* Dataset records
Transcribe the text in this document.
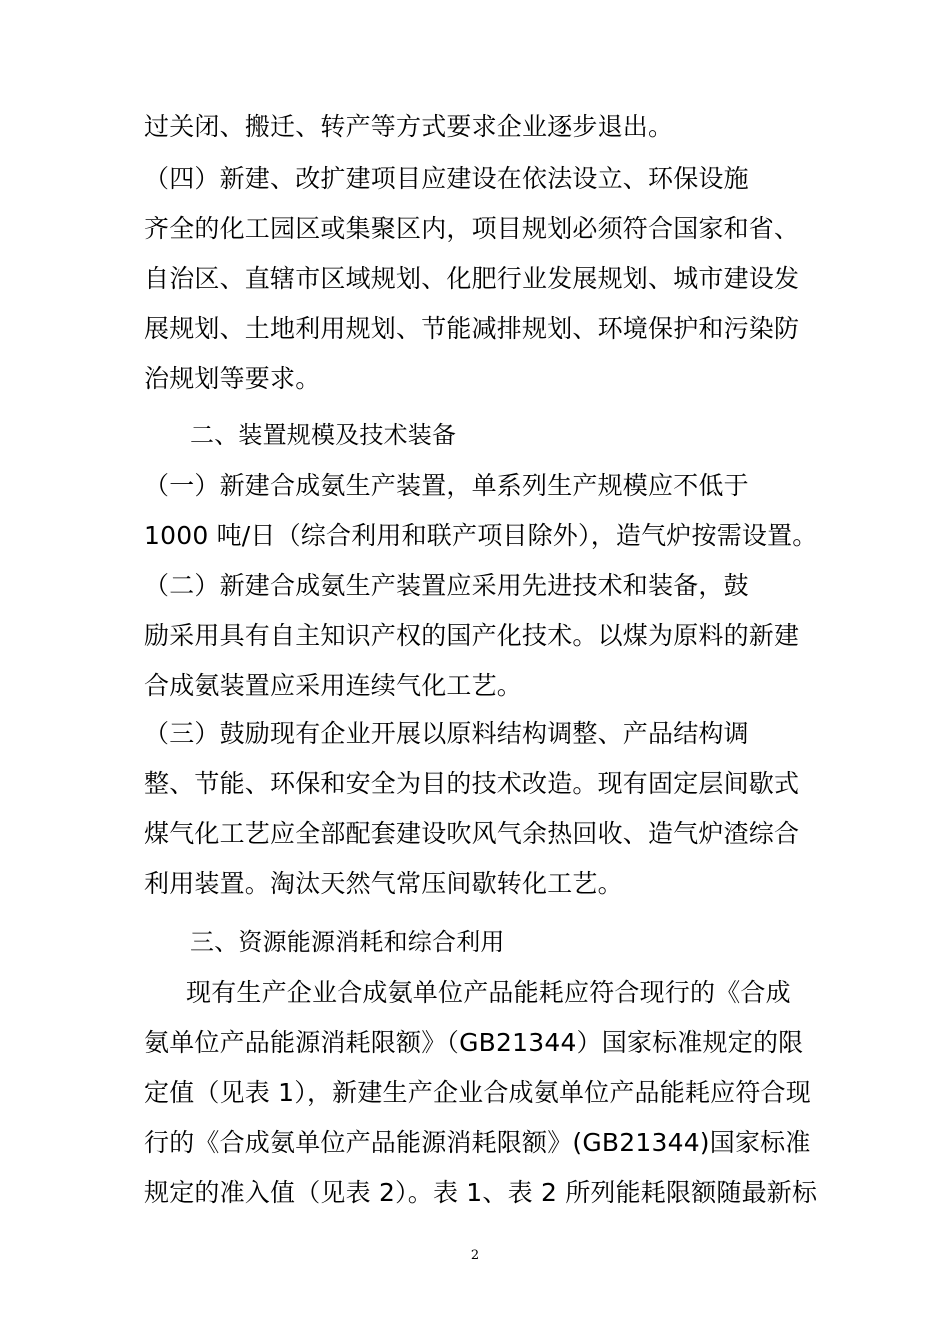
过关闭、搬迁、转产等方式要求企业逐步退出。
（四）新建、改扩建项目应建设在依法设立、环保设施
齐全的化工园区或集聚区内，项目规划必须符合国家和省、
自治区、直辖市区域规划、化肥行业发展规划、城市建设发
展规划、土地利用规划、节能减排规划、环境保护和污染防
治规划等要求。
二、装置规模及技术装备
（一）新建合成氨生产装置，单系列生产规模应不低于
1000 吨/日（综合利用和联产项目除外），造气炉按需设置。
（二）新建合成氨生产装置应采用先进技术和装备，鼓
励采用具有自主知识产权的国产化技术。以煤为原料的新建
合成氨装置应采用连续气化工艺。
（三）鼓励现有企业开展以原料结构调整、产品结构调
整、节能、环保和安全为目的技术改造。现有固定层间歇式
煤气化工艺应全部配套建设吹风气余热回收、造气炉渣综合
利用装置。淘汰天然气常压间歇转化工艺。
三、资源能源消耗和综合利用
现有生产企业合成氨单位产品能耗应符合现行的《合成
氨单位产品能源消耗限额》（GB21344）国家标准规定的限
定值（见表 1），新建生产企业合成氨单位产品能耗应符合现
行的《合成氨单位产品能源消耗限额》(GB21344)国家标准
规定的准入值（见表 2）。表 1、表 2 所列能耗限额随最新标
2
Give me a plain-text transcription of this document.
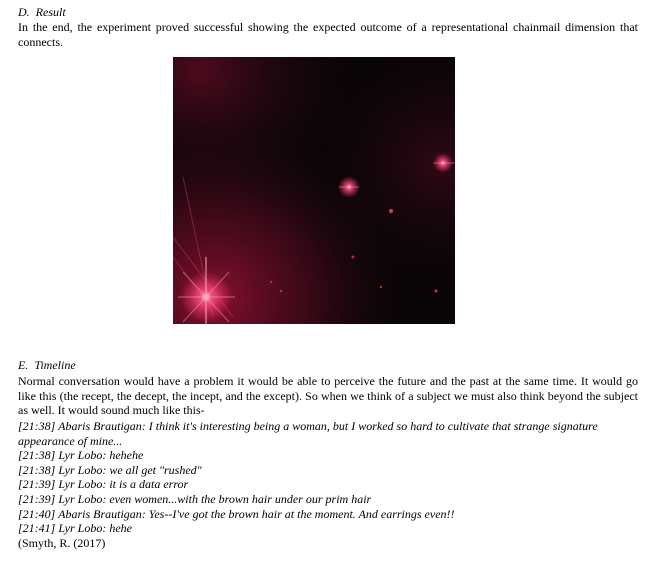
D.  Result
In the end, the experiment proved successful showing the expected outcome of a representational chainmail dimension that connects.
E.  Timeline
Normal conversation would have a problem it would be able to perceive the future and the past at the same time. It would go like this (the recept, the decept, the incept, and the except). So when we think of a subject we must also think beyond the subject as well. It would sound much like this-
[21:38] Abaris Brautigan: I think it's interesting being a woman, but I worked so hard to cultivate that strange signature appearance of mine...
[21:38] Lyr Lobo: hehehe
[21:38] Lyr Lobo: we all get "rushed"
[21:39] Lyr Lobo: it is a data error
[21:39] Lyr Lobo: even women...with the brown hair under our prim hair
[21:40] Abaris Brautigan: Yes--I've got the brown hair at the moment. And earrings even!!
[21:41] Lyr Lobo: hehe
(Smyth, R. (2017)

* WHAT IS ASKED
Report all lines of the material that contain the word "even".

* SOLUTION TO THIS PROBLEM
[21:39] Lyr Lobo: even women...with the brown hair under our prim hair
[21:40] Abaris Brautigan: Yes--I've got the brown hair at the moment. And earrings even!!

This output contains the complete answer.